• [Data section]:
----
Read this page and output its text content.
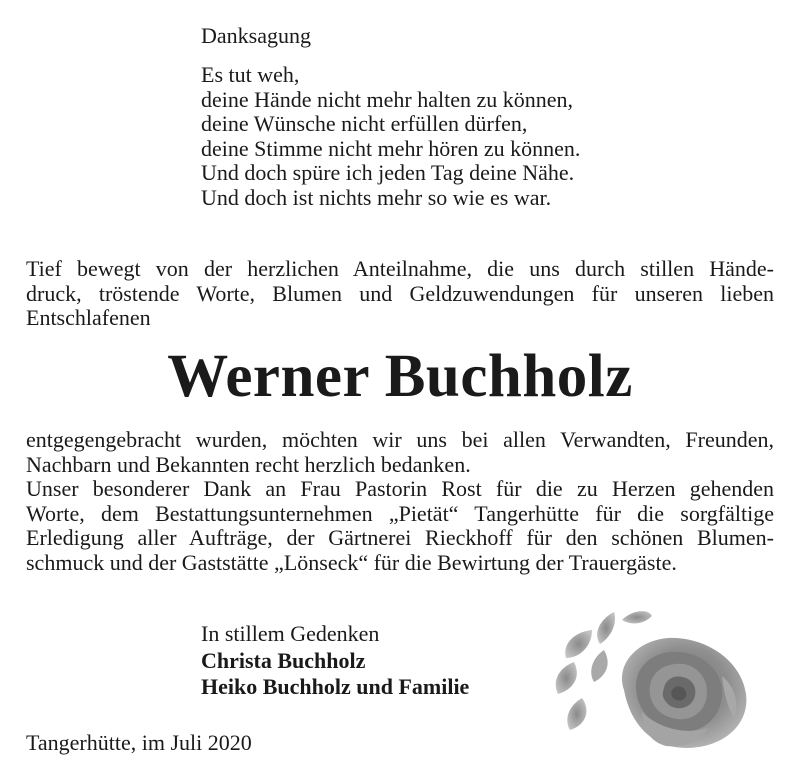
Danksagung
Es tut weh,
deine Hände nicht mehr halten zu können,
deine Wünsche nicht erfüllen dürfen,
deine Stimme nicht mehr hören zu können.
Und doch spüre ich jeden Tag deine Nähe.
Und doch ist nichts mehr so wie es war.
Tief bewegt von der herzlichen Anteilnahme, die uns durch stillen Hände-
druck, tröstende Worte, Blumen und Geldzuwendungen für unseren lieben
Entschlafenen
Werner Buchholz
entgegengebracht wurden, möchten wir uns bei allen Verwandten, Freunden,
Nachbarn und Bekannten recht herzlich bedanken.
Unser besonderer Dank an Frau Pastorin Rost für die zu Herzen gehenden
Worte, dem Bestattungsunternehmen „Pietät“ Tangerhütte für die sorgfältige
Erledigung aller Aufträge, der Gärtnerei Rieckhoff für den schönen Blumen-
schmuck und der Gaststätte „Lönseck“ für die Bewirtung der Trauergäste.
In stillem Gedenken
Christa Buchholz
Heiko Buchholz und Familie
Tangerhütte, im Juli 2020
----
• [What this task involves]:
Your task is to repeat the data above exactly while excluding the pictures.

• [Result]:
Read this page and output its text content.
Danksagung
Es tut weh,
deine Hände nicht mehr halten zu können,
deine Wünsche nicht erfüllen dürfen,
deine Stimme nicht mehr hören zu können.
Und doch spüre ich jeden Tag deine Nähe.
Und doch ist nichts mehr so wie es war.
Tief bewegt von der herzlichen Anteilnahme, die uns durch stillen Hände-
druck, tröstende Worte, Blumen und Geldzuwendungen für unseren lieben
Entschlafenen
Werner Buchholz
entgegengebracht wurden, möchten wir uns bei allen Verwandten, Freunden,
Nachbarn und Bekannten recht herzlich bedanken.
Unser besonderer Dank an Frau Pastorin Rost für die zu Herzen gehenden
Worte, dem Bestattungsunternehmen „Pietät“ Tangerhütte für die sorgfältige
Erledigung aller Aufträge, der Gärtnerei Rieckhoff für den schönen Blumen-
schmuck und der Gaststätte „Lönseck“ für die Bewirtung der Trauergäste.
In stillem Gedenken
Christa Buchholz
Heiko Buchholz und Familie
Tangerhütte, im Juli 2020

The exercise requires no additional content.